[Saved entries]

============================================================

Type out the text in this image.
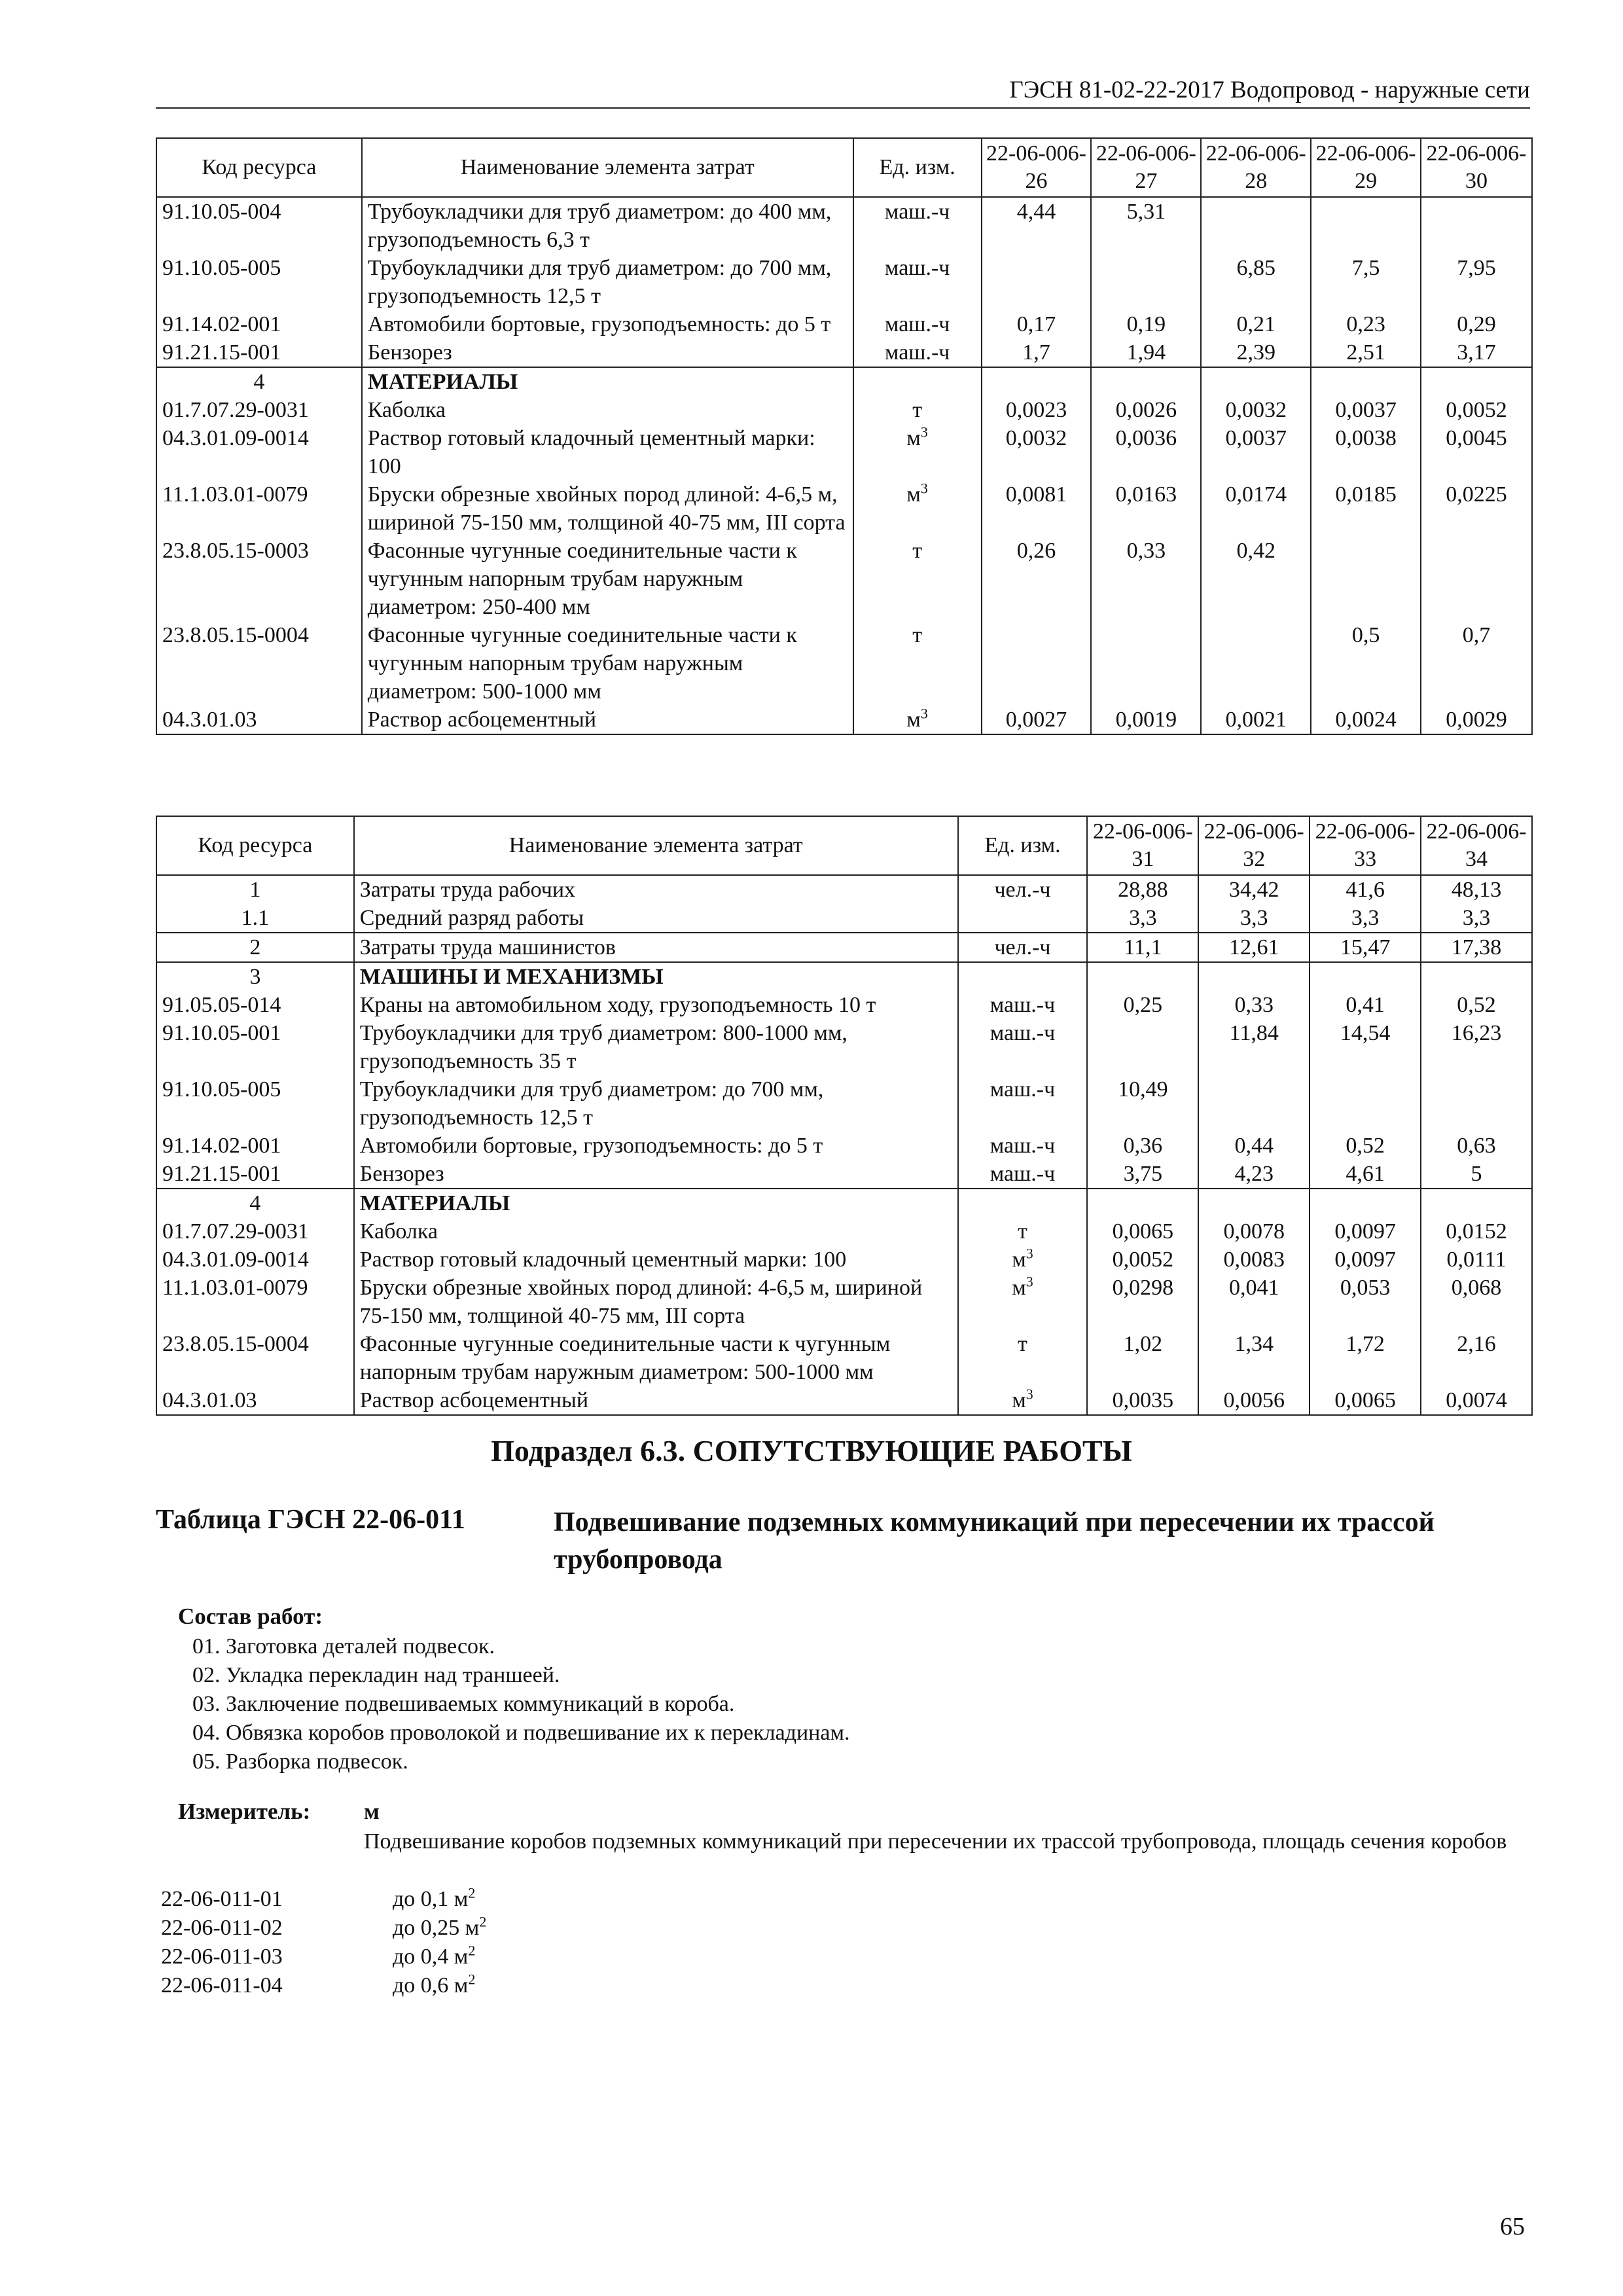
ГЭСН 81-02-22-2017 Водопровод - наружные сети
Код ресурса	Наименование элемента затрат	Ед. изм.	22-06-006-26	22-06-006-27	22-06-006-28	22-06-006-29	22-06-006-30
91.10.05-004	Трубоукладчики для труб диаметром: до 400 мм, грузоподъемность 6,3 т	маш.-ч	4,44	5,31			
91.10.05-005	Трубоукладчики для труб диаметром: до 700 мм, грузоподъемность 12,5 т	маш.-ч			6,85	7,5	7,95
91.14.02-001	Автомобили бортовые, грузоподъемность: до 5 т	маш.-ч	0,17	0,19	0,21	0,23	0,29
91.21.15-001	Бензорез	маш.-ч	1,7	1,94	2,39	2,51	3,17
4	МАТЕРИАЛЫ						
01.7.07.29-0031	Каболка	т	0,0023	0,0026	0,0032	0,0037	0,0052
04.3.01.09-0014	Раствор готовый кладочный цементный марки: 100	$м^3$	0,0032	0,0036	0,0037	0,0038	0,0045
11.1.03.01-0079	Бруски обрезные хвойных пород длиной: 4-6,5 м, шириной 75-150 мм, толщиной 40-75 мм, III сорта	$м^3$	0,0081	0,0163	0,0174	0,0185	0,0225
23.8.05.15-0003	Фасонные чугунные соединительные части к чугунным напорным трубам наружным диаметром: 250-400 мм	т	0,26	0,33	0,42		
23.8.05.15-0004	Фасонные чугунные соединительные части к чугунным напорным трубам наружным диаметром: 500-1000 мм	т				0,5	0,7
04.3.01.03	Раствор асбоцементный	$м^3$	0,0027	0,0019	0,0021	0,0024	0,0029
Код ресурса	Наименование элемента затрат	Ед. изм.	22-06-006-31	22-06-006-32	22-06-006-33	22-06-006-34
1	Затраты труда рабочих	чел.-ч	28,88	34,42	41,6	48,13
1.1	Средний разряд работы		3,3	3,3	3,3	3,3
2	Затраты труда машинистов	чел.-ч	11,1	12,61	15,47	17,38
3	МАШИНЫ И МЕХАНИЗМЫ					
91.05.05-014	Краны на автомобильном ходу, грузоподъемность 10 т	маш.-ч	0,25	0,33	0,41	0,52
91.10.05-001	Трубоукладчики для труб диаметром: 800-1000 мм, грузоподъемность 35 т	маш.-ч		11,84	14,54	16,23
91.10.05-005	Трубоукладчики для труб диаметром: до 700 мм, грузоподъемность 12,5 т	маш.-ч	10,49			
91.14.02-001	Автомобили бортовые, грузоподъемность: до 5 т	маш.-ч	0,36	0,44	0,52	0,63
91.21.15-001	Бензорез	маш.-ч	3,75	4,23	4,61	5
4	МАТЕРИАЛЫ					
01.7.07.29-0031	Каболка	т	0,0065	0,0078	0,0097	0,0152
04.3.01.09-0014	Раствор готовый кладочный цементный марки: 100	$м^3$	0,0052	0,0083	0,0097	0,0111
11.1.03.01-0079	Бруски обрезные хвойных пород длиной: 4-6,5 м, шириной 75-150 мм, толщиной 40-75 мм, III сорта	$м^3$	0,0298	0,041	0,053	0,068
23.8.05.15-0004	Фасонные чугунные соединительные части к чугунным напорным трубам наружным диаметром: 500-1000 мм	т	1,02	1,34	1,72	2,16
04.3.01.03	Раствор асбоцементный	$м^3$	0,0035	0,0056	0,0065	0,0074
Подраздел 6.3. СОПУТСТВУЮЩИЕ РАБОТЫ
Таблица ГЭСН 22-06-011	Подвешивание подземных коммуникаций при пересечении их трассой трубопровода
Состав работ:
01. Заготовка деталей подвесок.
02. Укладка перекладин над траншеей.
03. Заключение подвешиваемых коммуникаций в короба.
04. Обвязка коробов проволокой и подвешивание их к перекладинам.
05. Разборка подвесок.
Измеритель: м
Подвешивание коробов подземных коммуникаций при пересечении их трассой трубопровода, площадь сечения коробов
22-06-011-01	до 0,1 $м^2$
22-06-011-02	до 0,25 $м^2$
22-06-011-03	до 0,4 $м^2$
22-06-011-04	до 0,6 $м^2$
65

============================================================

Apart from the pictures, the entries above are to be repeated in full and exactly.

Type out the text in this image.
ГЭСН 81-02-22-2017 Водопровод - наружные сети
Код ресурса	Наименование элемента затрат	Ед. изм.	22-06-006-26	22-06-006-27	22-06-006-28	22-06-006-29	22-06-006-30
91.10.05-004	Трубоукладчики для труб диаметром: до 400 мм, грузоподъемность 6,3 т	маш.-ч	4,44	5,31			
91.10.05-005	Трубоукладчики для труб диаметром: до 700 мм, грузоподъемность 12,5 т	маш.-ч			6,85	7,5	7,95
91.14.02-001	Автомобили бортовые, грузоподъемность: до 5 т	маш.-ч	0,17	0,19	0,21	0,23	0,29
91.21.15-001	Бензорез	маш.-ч	1,7	1,94	2,39	2,51	3,17
4	МАТЕРИАЛЫ						
01.7.07.29-0031	Каболка	т	0,0023	0,0026	0,0032	0,0037	0,0052
04.3.01.09-0014	Раствор готовый кладочный цементный марки: 100	$м^3$	0,0032	0,0036	0,0037	0,0038	0,0045
11.1.03.01-0079	Бруски обрезные хвойных пород длиной: 4-6,5 м, шириной 75-150 мм, толщиной 40-75 мм, III сорта	$м^3$	0,0081	0,0163	0,0174	0,0185	0,0225
23.8.05.15-0003	Фасонные чугунные соединительные части к чугунным напорным трубам наружным диаметром: 250-400 мм	т	0,26	0,33	0,42		
23.8.05.15-0004	Фасонные чугунные соединительные части к чугунным напорным трубам наружным диаметром: 500-1000 мм	т				0,5	0,7
04.3.01.03	Раствор асбоцементный	$м^3$	0,0027	0,0019	0,0021	0,0024	0,0029
Код ресурса	Наименование элемента затрат	Ед. изм.	22-06-006-31	22-06-006-32	22-06-006-33	22-06-006-34
1	Затраты труда рабочих	чел.-ч	28,88	34,42	41,6	48,13
1.1	Средний разряд работы		3,3	3,3	3,3	3,3
2	Затраты труда машинистов	чел.-ч	11,1	12,61	15,47	17,38
3	МАШИНЫ И МЕХАНИЗМЫ					
91.05.05-014	Краны на автомобильном ходу, грузоподъемность 10 т	маш.-ч	0,25	0,33	0,41	0,52
91.10.05-001	Трубоукладчики для труб диаметром: 800-1000 мм, грузоподъемность 35 т	маш.-ч		11,84	14,54	16,23
91.10.05-005	Трубоукладчики для труб диаметром: до 700 мм, грузоподъемность 12,5 т	маш.-ч	10,49			
91.14.02-001	Автомобили бортовые, грузоподъемность: до 5 т	маш.-ч	0,36	0,44	0,52	0,63
91.21.15-001	Бензорез	маш.-ч	3,75	4,23	4,61	5
4	МАТЕРИАЛЫ					
01.7.07.29-0031	Каболка	т	0,0065	0,0078	0,0097	0,0152
04.3.01.09-0014	Раствор готовый кладочный цементный марки: 100	$м^3$	0,0052	0,0083	0,0097	0,0111
11.1.03.01-0079	Бруски обрезные хвойных пород длиной: 4-6,5 м, шириной 75-150 мм, толщиной 40-75 мм, III сорта	$м^3$	0,0298	0,041	0,053	0,068
23.8.05.15-0004	Фасонные чугунные соединительные части к чугунным напорным трубам наружным диаметром: 500-1000 мм	т	1,02	1,34	1,72	2,16
04.3.01.03	Раствор асбоцементный	$м^3$	0,0035	0,0056	0,0065	0,0074
Подраздел 6.3. СОПУТСТВУЮЩИЕ РАБОТЫ
Таблица ГЭСН 22-06-011	Подвешивание подземных коммуникаций при пересечении их трассой трубопровода
Состав работ:
01. Заготовка деталей подвесок.
02. Укладка перекладин над траншеей.
03. Заключение подвешиваемых коммуникаций в короба.
04. Обвязка коробов проволокой и подвешивание их к перекладинам.
05. Разборка подвесок.
Измеритель: м
Подвешивание коробов подземных коммуникаций при пересечении их трассой трубопровода, площадь сечения коробов
22-06-011-01	до 0,1 $м^2$
22-06-011-02	до 0,25 $м^2$
22-06-011-03	до 0,4 $м^2$
22-06-011-04	до 0,6 $м^2$
65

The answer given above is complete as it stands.